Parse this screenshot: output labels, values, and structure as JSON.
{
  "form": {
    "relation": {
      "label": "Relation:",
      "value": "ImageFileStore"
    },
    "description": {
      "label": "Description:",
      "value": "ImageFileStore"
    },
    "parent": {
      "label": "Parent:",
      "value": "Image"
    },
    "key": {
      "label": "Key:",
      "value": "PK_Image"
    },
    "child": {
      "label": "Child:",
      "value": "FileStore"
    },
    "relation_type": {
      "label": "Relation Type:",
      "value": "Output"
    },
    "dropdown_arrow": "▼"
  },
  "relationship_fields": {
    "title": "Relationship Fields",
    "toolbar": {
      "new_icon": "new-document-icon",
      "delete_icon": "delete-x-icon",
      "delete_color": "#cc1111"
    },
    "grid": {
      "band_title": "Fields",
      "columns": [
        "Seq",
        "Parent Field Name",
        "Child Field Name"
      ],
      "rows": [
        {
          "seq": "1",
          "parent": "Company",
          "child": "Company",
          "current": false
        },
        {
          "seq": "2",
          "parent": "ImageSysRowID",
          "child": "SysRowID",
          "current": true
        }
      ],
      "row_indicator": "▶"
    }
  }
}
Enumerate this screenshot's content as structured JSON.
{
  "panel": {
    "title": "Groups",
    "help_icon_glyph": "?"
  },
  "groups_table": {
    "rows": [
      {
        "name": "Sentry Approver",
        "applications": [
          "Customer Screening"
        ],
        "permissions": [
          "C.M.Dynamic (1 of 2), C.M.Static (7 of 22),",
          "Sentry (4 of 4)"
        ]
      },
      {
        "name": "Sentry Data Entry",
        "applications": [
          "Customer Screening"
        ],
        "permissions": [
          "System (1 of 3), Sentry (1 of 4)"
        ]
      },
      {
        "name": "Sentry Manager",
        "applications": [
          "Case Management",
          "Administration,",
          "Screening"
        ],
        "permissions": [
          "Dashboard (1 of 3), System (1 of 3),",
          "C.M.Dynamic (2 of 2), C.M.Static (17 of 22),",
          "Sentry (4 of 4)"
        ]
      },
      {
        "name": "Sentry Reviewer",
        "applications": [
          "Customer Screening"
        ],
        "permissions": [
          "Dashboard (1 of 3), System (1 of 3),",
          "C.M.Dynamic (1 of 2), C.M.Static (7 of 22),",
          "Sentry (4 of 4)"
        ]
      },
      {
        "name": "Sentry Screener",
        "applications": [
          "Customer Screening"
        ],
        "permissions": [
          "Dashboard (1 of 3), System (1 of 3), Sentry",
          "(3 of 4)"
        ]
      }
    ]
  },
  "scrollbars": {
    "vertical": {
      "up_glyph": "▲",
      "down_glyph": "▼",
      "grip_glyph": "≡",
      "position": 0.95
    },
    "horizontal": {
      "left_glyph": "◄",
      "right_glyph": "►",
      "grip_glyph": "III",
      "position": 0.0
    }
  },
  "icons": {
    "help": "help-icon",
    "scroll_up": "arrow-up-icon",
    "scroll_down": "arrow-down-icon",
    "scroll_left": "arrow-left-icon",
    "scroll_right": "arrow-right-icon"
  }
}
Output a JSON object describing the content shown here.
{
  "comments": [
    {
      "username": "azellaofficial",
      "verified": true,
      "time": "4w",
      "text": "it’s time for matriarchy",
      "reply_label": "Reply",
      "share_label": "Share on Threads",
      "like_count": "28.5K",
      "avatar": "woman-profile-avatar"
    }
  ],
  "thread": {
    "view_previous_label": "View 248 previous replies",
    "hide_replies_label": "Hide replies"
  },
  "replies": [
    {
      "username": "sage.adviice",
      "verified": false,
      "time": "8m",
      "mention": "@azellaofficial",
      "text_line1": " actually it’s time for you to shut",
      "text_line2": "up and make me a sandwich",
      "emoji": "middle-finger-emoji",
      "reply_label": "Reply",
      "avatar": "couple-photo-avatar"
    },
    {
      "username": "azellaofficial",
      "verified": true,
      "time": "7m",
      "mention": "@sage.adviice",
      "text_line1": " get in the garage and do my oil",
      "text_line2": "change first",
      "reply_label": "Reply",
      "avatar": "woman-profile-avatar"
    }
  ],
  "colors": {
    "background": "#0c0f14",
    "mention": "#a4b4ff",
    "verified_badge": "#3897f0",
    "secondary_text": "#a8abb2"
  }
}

...

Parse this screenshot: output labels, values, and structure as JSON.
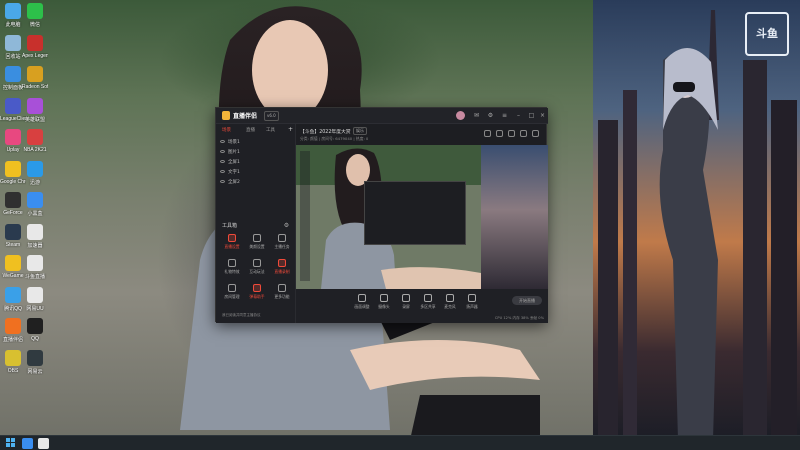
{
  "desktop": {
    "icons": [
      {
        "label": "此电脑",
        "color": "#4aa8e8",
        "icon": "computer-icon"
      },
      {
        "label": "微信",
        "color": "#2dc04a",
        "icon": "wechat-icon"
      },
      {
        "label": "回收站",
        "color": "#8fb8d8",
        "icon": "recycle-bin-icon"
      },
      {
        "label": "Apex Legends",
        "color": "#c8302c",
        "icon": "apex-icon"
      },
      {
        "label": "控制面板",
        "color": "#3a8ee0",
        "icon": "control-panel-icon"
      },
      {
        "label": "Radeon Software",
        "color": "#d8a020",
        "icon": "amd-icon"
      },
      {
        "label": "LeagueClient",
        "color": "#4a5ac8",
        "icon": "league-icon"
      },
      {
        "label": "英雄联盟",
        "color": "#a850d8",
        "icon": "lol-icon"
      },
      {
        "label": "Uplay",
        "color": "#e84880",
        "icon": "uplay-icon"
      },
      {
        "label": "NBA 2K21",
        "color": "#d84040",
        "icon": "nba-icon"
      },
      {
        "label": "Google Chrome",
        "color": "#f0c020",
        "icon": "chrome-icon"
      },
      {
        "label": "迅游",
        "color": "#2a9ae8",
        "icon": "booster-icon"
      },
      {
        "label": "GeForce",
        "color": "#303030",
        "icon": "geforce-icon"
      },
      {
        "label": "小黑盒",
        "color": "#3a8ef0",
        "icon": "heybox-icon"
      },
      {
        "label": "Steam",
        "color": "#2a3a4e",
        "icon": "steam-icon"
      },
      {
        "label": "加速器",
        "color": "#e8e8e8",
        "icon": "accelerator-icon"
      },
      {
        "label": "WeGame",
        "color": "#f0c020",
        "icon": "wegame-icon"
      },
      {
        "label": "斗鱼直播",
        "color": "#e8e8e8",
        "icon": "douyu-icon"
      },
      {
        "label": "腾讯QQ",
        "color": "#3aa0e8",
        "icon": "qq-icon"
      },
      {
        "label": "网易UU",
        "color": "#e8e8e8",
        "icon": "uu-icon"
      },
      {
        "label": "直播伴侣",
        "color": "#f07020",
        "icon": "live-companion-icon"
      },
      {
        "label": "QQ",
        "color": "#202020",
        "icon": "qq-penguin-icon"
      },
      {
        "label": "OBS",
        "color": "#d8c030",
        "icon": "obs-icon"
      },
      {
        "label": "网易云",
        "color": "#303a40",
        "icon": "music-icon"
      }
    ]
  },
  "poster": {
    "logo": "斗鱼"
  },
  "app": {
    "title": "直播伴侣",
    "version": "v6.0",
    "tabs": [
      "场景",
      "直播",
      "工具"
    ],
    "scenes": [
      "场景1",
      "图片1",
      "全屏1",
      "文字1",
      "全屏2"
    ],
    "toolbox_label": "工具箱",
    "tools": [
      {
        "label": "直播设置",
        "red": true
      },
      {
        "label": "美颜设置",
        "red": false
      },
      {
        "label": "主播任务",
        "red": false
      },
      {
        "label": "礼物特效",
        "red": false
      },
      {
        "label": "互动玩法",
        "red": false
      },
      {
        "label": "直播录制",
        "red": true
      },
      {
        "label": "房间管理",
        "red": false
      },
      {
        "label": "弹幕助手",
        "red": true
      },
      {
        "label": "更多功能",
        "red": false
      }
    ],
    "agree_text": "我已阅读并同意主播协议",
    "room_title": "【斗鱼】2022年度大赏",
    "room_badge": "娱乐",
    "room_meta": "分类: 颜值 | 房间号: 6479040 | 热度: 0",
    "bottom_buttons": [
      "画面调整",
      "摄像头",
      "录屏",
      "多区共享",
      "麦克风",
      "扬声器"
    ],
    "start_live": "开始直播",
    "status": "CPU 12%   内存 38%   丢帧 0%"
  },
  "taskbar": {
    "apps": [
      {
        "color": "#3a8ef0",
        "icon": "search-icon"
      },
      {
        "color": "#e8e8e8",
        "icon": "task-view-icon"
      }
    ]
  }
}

...

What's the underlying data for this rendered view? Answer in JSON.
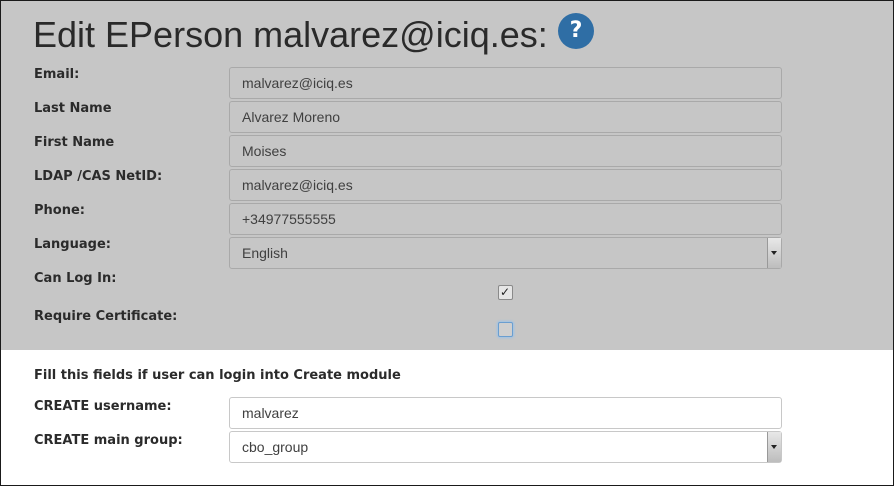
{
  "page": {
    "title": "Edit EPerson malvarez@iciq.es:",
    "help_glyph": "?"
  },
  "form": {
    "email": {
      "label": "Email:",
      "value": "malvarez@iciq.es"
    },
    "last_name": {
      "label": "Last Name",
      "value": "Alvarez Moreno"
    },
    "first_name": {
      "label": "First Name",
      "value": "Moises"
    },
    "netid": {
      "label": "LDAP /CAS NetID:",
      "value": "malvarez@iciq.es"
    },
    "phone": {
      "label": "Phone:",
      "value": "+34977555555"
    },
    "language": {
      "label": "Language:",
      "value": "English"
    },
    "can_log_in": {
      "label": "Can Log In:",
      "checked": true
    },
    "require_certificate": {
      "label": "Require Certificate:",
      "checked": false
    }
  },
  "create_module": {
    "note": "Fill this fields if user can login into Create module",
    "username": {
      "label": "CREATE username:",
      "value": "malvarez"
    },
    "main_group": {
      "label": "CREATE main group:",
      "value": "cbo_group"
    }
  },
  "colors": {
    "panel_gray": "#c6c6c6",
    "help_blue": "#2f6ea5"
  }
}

- _TASK REQUIREMENTS_: Write out every line of the listing that holds the word "replies".

- _RIGHT ANSWER_:
    "view_previous_label": "View 248 previous replies",
    "hide_replies_label": "Hide replies"
  "replies": [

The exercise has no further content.